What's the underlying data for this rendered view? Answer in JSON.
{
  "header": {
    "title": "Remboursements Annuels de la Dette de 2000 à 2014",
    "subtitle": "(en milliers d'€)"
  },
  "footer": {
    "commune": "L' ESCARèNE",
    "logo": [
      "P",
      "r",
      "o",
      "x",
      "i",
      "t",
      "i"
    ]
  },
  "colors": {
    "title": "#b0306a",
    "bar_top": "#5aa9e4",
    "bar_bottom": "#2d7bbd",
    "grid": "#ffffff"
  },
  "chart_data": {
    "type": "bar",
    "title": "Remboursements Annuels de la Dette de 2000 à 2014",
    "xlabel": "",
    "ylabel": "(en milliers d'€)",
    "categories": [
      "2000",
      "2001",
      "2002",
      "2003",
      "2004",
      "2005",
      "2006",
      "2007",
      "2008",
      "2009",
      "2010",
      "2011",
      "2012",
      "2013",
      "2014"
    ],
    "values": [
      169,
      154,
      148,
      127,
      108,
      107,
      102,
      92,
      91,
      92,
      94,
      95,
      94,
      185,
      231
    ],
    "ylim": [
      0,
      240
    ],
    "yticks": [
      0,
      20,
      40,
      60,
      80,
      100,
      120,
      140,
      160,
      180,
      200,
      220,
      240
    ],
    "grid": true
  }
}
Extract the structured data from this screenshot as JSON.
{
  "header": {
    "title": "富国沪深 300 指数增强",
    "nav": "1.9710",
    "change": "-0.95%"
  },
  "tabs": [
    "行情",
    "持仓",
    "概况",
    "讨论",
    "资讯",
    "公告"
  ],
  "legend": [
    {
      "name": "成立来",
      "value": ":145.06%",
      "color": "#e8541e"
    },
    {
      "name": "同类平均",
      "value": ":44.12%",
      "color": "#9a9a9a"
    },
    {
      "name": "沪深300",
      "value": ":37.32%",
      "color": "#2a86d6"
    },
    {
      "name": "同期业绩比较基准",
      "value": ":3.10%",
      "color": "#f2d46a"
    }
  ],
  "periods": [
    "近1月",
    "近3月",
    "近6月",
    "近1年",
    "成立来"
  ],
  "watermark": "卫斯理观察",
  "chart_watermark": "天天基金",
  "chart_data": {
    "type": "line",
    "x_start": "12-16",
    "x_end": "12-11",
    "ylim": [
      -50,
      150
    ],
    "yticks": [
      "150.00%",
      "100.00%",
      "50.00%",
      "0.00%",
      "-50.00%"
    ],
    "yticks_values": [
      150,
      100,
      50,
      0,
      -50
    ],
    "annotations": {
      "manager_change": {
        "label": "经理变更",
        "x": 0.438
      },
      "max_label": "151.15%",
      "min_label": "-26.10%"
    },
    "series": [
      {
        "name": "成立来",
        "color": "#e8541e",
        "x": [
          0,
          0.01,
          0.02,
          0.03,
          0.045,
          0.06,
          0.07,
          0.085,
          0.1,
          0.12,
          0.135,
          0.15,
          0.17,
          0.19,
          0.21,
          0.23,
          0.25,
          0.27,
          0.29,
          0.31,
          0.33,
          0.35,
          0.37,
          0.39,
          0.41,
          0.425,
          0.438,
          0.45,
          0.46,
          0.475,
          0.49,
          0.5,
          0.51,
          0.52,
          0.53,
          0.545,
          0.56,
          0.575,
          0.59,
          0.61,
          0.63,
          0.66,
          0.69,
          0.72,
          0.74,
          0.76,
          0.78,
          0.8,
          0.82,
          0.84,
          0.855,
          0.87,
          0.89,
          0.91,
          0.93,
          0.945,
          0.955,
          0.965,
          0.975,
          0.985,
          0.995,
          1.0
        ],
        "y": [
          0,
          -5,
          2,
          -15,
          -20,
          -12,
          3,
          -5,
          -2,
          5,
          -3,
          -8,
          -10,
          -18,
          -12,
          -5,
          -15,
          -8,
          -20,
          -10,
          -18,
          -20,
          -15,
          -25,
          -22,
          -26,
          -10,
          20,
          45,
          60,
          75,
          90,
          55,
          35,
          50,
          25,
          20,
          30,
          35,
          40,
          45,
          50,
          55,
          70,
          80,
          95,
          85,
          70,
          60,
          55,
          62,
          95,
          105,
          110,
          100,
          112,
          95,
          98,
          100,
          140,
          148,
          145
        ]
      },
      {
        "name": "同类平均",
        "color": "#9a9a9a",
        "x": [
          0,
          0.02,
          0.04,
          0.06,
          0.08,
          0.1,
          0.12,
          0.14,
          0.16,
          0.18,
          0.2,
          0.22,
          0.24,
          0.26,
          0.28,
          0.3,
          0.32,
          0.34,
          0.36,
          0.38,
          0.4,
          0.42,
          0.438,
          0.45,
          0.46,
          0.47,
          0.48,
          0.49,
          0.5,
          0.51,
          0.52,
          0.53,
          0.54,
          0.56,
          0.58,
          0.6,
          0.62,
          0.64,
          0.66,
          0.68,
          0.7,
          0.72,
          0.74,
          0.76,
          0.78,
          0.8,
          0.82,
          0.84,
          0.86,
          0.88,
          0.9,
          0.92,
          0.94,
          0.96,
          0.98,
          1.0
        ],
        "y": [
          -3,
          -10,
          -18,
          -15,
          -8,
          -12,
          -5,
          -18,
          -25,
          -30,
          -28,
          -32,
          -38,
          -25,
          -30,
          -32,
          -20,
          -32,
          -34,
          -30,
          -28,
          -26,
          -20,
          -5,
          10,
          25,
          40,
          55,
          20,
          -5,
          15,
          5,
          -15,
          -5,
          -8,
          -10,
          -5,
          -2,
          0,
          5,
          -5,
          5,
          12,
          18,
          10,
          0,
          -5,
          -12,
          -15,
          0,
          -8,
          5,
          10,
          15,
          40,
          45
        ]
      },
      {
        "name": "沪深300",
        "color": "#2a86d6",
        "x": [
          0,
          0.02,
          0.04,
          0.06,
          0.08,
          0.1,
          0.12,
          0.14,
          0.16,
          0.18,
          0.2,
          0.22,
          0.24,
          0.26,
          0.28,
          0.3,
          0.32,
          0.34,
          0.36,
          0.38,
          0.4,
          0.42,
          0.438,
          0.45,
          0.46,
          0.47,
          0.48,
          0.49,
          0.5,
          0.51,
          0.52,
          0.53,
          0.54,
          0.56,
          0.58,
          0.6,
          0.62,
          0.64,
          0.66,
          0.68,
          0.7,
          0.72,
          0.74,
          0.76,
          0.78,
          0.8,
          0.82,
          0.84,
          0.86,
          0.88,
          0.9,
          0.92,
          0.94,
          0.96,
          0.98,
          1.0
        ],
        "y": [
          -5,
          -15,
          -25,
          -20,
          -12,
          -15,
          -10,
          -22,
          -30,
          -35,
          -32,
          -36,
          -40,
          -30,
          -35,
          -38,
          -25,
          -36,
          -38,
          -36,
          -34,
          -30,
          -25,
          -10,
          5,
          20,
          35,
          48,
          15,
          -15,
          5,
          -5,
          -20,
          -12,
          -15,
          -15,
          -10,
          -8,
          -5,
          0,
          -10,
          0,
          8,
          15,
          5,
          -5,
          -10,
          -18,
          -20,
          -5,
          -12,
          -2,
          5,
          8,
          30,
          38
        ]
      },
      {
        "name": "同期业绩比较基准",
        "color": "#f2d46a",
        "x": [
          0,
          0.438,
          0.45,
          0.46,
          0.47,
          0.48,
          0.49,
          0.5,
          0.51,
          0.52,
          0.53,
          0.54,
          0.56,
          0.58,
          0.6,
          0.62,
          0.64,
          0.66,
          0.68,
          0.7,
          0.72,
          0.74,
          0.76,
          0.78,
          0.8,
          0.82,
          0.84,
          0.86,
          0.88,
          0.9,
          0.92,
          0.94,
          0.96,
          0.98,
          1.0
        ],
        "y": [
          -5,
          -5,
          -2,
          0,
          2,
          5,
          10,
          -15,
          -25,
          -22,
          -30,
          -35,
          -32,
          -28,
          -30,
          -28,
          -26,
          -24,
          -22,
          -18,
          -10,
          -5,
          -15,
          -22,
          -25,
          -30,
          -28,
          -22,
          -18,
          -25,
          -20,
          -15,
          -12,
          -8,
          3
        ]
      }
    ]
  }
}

####

• [GIVEN TASK]
Return every line above in which the string "milliers" occurs.

• [CORRECT OUTPUT]
    "subtitle": "(en milliers d'€)"
    "ylabel": "(en milliers d'€)",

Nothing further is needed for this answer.